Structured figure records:

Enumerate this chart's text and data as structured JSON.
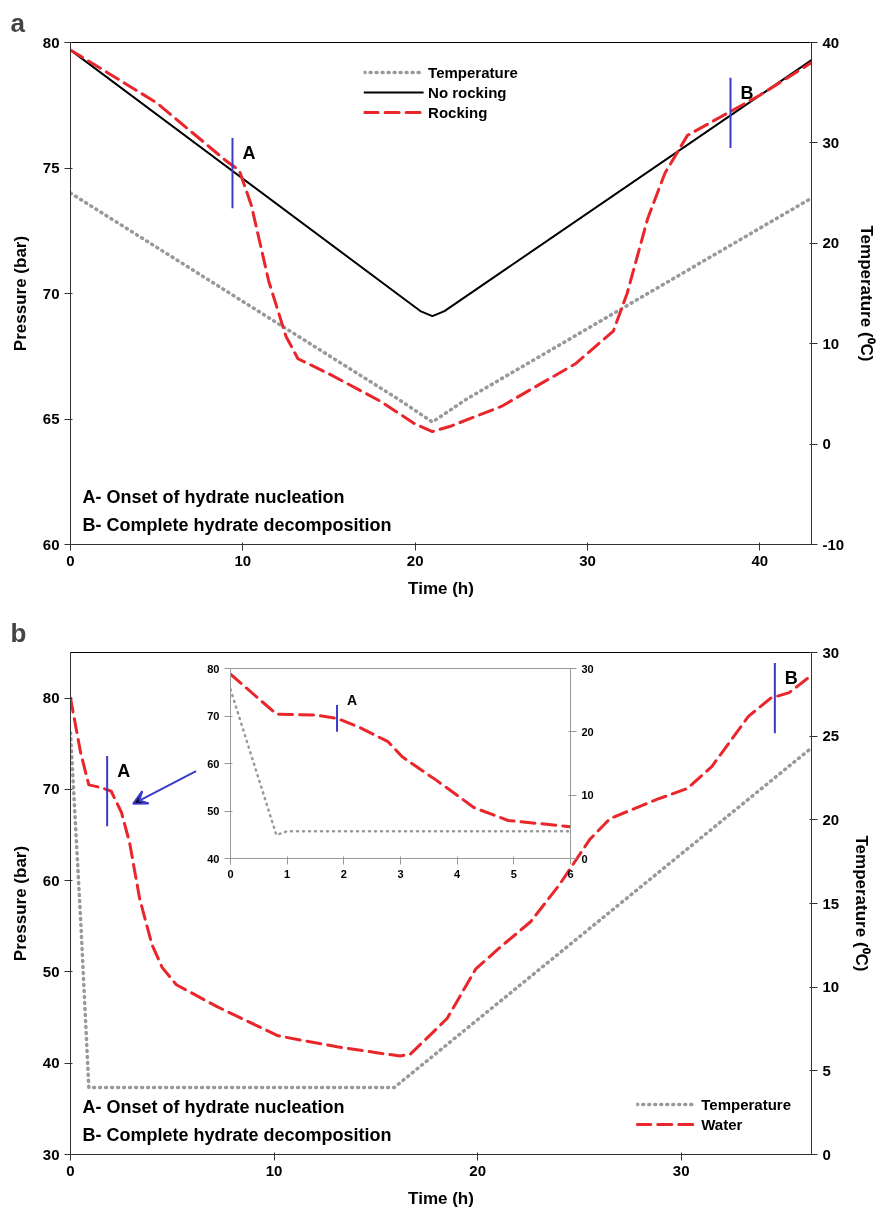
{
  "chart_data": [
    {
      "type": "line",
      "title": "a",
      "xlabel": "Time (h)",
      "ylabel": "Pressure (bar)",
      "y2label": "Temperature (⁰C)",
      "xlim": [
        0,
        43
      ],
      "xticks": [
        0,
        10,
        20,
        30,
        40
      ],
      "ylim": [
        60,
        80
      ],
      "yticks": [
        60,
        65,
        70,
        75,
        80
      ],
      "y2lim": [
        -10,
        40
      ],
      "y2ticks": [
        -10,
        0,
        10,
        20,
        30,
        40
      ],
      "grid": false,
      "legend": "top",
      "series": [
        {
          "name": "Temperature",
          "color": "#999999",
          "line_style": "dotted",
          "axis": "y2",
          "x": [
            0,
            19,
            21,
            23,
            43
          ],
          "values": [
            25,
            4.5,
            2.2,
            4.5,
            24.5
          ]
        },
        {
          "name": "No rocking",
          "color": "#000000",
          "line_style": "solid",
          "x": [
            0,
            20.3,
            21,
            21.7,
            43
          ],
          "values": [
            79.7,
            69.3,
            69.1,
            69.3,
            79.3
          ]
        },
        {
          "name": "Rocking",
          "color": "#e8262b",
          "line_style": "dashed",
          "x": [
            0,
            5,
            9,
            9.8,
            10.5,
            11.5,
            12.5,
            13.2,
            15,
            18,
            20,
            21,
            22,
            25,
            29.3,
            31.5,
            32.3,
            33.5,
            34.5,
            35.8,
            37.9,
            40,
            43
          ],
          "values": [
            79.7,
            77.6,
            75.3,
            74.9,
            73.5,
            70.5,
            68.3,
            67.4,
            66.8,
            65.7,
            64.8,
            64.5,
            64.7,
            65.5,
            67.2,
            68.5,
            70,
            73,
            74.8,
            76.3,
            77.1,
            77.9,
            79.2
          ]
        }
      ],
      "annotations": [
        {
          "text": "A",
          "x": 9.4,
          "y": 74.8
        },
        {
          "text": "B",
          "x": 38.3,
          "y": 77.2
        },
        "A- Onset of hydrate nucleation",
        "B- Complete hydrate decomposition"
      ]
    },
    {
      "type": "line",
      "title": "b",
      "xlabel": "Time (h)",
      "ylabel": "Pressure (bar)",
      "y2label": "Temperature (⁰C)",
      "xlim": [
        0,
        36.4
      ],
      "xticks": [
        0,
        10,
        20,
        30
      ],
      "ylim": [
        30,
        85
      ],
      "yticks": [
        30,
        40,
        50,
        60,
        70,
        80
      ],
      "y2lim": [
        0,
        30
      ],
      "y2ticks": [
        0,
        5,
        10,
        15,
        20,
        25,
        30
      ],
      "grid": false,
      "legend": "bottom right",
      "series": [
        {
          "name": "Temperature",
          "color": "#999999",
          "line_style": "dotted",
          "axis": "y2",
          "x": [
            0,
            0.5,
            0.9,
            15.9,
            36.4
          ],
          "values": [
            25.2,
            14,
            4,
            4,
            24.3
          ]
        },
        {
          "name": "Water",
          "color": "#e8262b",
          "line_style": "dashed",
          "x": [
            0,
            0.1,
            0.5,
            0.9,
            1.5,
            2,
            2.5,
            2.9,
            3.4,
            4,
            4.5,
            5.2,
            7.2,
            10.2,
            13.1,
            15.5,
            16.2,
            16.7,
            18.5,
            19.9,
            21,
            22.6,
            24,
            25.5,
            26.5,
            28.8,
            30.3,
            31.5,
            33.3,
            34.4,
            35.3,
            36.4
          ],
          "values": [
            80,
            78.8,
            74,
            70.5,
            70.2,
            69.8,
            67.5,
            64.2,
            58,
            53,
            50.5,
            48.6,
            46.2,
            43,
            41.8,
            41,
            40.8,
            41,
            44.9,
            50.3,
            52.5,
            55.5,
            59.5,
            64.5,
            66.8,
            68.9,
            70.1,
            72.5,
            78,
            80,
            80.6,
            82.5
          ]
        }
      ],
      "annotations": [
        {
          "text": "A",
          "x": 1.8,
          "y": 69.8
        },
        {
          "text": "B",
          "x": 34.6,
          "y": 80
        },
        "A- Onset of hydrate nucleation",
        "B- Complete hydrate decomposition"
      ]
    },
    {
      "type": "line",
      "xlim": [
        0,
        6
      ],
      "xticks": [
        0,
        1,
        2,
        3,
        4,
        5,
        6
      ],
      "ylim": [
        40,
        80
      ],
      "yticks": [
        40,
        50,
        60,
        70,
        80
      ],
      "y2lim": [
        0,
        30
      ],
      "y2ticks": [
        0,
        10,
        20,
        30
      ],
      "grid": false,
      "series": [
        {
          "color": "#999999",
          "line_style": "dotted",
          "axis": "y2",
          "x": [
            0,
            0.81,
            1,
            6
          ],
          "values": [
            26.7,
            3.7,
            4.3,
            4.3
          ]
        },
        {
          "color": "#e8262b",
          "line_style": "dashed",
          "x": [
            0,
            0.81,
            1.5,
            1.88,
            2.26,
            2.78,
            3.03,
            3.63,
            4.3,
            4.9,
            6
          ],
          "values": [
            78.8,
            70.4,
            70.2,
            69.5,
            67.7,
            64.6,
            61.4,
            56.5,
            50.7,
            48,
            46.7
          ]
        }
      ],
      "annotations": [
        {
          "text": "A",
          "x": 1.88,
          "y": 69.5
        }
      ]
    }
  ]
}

Your objective — Quote the material exactly. Pictures stay out.

Finished answer —
Enumerate this chart's text and data as structured JSON.
{
  "chart_data": [
    {
      "type": "line",
      "title": "a",
      "xlabel": "Time (h)",
      "ylabel": "Pressure (bar)",
      "y2label": "Temperature (⁰C)",
      "xlim": [
        0,
        43
      ],
      "xticks": [
        0,
        10,
        20,
        30,
        40
      ],
      "ylim": [
        60,
        80
      ],
      "yticks": [
        60,
        65,
        70,
        75,
        80
      ],
      "y2lim": [
        -10,
        40
      ],
      "y2ticks": [
        -10,
        0,
        10,
        20,
        30,
        40
      ],
      "grid": false,
      "legend": "top",
      "series": [
        {
          "name": "Temperature",
          "color": "#999999",
          "line_style": "dotted",
          "axis": "y2",
          "x": [
            0,
            19,
            21,
            23,
            43
          ],
          "values": [
            25,
            4.5,
            2.2,
            4.5,
            24.5
          ]
        },
        {
          "name": "No rocking",
          "color": "#000000",
          "line_style": "solid",
          "x": [
            0,
            20.3,
            21,
            21.7,
            43
          ],
          "values": [
            79.7,
            69.3,
            69.1,
            69.3,
            79.3
          ]
        },
        {
          "name": "Rocking",
          "color": "#e8262b",
          "line_style": "dashed",
          "x": [
            0,
            5,
            9,
            9.8,
            10.5,
            11.5,
            12.5,
            13.2,
            15,
            18,
            20,
            21,
            22,
            25,
            29.3,
            31.5,
            32.3,
            33.5,
            34.5,
            35.8,
            37.9,
            40,
            43
          ],
          "values": [
            79.7,
            77.6,
            75.3,
            74.9,
            73.5,
            70.5,
            68.3,
            67.4,
            66.8,
            65.7,
            64.8,
            64.5,
            64.7,
            65.5,
            67.2,
            68.5,
            70,
            73,
            74.8,
            76.3,
            77.1,
            77.9,
            79.2
          ]
        }
      ],
      "annotations": [
        {
          "text": "A",
          "x": 9.4,
          "y": 74.8
        },
        {
          "text": "B",
          "x": 38.3,
          "y": 77.2
        },
        "A- Onset of hydrate nucleation",
        "B- Complete hydrate decomposition"
      ]
    },
    {
      "type": "line",
      "title": "b",
      "xlabel": "Time (h)",
      "ylabel": "Pressure (bar)",
      "y2label": "Temperature (⁰C)",
      "xlim": [
        0,
        36.4
      ],
      "xticks": [
        0,
        10,
        20,
        30
      ],
      "ylim": [
        30,
        85
      ],
      "yticks": [
        30,
        40,
        50,
        60,
        70,
        80
      ],
      "y2lim": [
        0,
        30
      ],
      "y2ticks": [
        0,
        5,
        10,
        15,
        20,
        25,
        30
      ],
      "grid": false,
      "legend": "bottom right",
      "series": [
        {
          "name": "Temperature",
          "color": "#999999",
          "line_style": "dotted",
          "axis": "y2",
          "x": [
            0,
            0.5,
            0.9,
            15.9,
            36.4
          ],
          "values": [
            25.2,
            14,
            4,
            4,
            24.3
          ]
        },
        {
          "name": "Water",
          "color": "#e8262b",
          "line_style": "dashed",
          "x": [
            0,
            0.1,
            0.5,
            0.9,
            1.5,
            2,
            2.5,
            2.9,
            3.4,
            4,
            4.5,
            5.2,
            7.2,
            10.2,
            13.1,
            15.5,
            16.2,
            16.7,
            18.5,
            19.9,
            21,
            22.6,
            24,
            25.5,
            26.5,
            28.8,
            30.3,
            31.5,
            33.3,
            34.4,
            35.3,
            36.4
          ],
          "values": [
            80,
            78.8,
            74,
            70.5,
            70.2,
            69.8,
            67.5,
            64.2,
            58,
            53,
            50.5,
            48.6,
            46.2,
            43,
            41.8,
            41,
            40.8,
            41,
            44.9,
            50.3,
            52.5,
            55.5,
            59.5,
            64.5,
            66.8,
            68.9,
            70.1,
            72.5,
            78,
            80,
            80.6,
            82.5
          ]
        }
      ],
      "annotations": [
        {
          "text": "A",
          "x": 1.8,
          "y": 69.8
        },
        {
          "text": "B",
          "x": 34.6,
          "y": 80
        },
        "A- Onset of hydrate nucleation",
        "B- Complete hydrate decomposition"
      ]
    },
    {
      "type": "line",
      "xlim": [
        0,
        6
      ],
      "xticks": [
        0,
        1,
        2,
        3,
        4,
        5,
        6
      ],
      "ylim": [
        40,
        80
      ],
      "yticks": [
        40,
        50,
        60,
        70,
        80
      ],
      "y2lim": [
        0,
        30
      ],
      "y2ticks": [
        0,
        10,
        20,
        30
      ],
      "grid": false,
      "series": [
        {
          "color": "#999999",
          "line_style": "dotted",
          "axis": "y2",
          "x": [
            0,
            0.81,
            1,
            6
          ],
          "values": [
            26.7,
            3.7,
            4.3,
            4.3
          ]
        },
        {
          "color": "#e8262b",
          "line_style": "dashed",
          "x": [
            0,
            0.81,
            1.5,
            1.88,
            2.26,
            2.78,
            3.03,
            3.63,
            4.3,
            4.9,
            6
          ],
          "values": [
            78.8,
            70.4,
            70.2,
            69.5,
            67.7,
            64.6,
            61.4,
            56.5,
            50.7,
            48,
            46.7
          ]
        }
      ],
      "annotations": [
        {
          "text": "A",
          "x": 1.88,
          "y": 69.5
        }
      ]
    }
  ]
}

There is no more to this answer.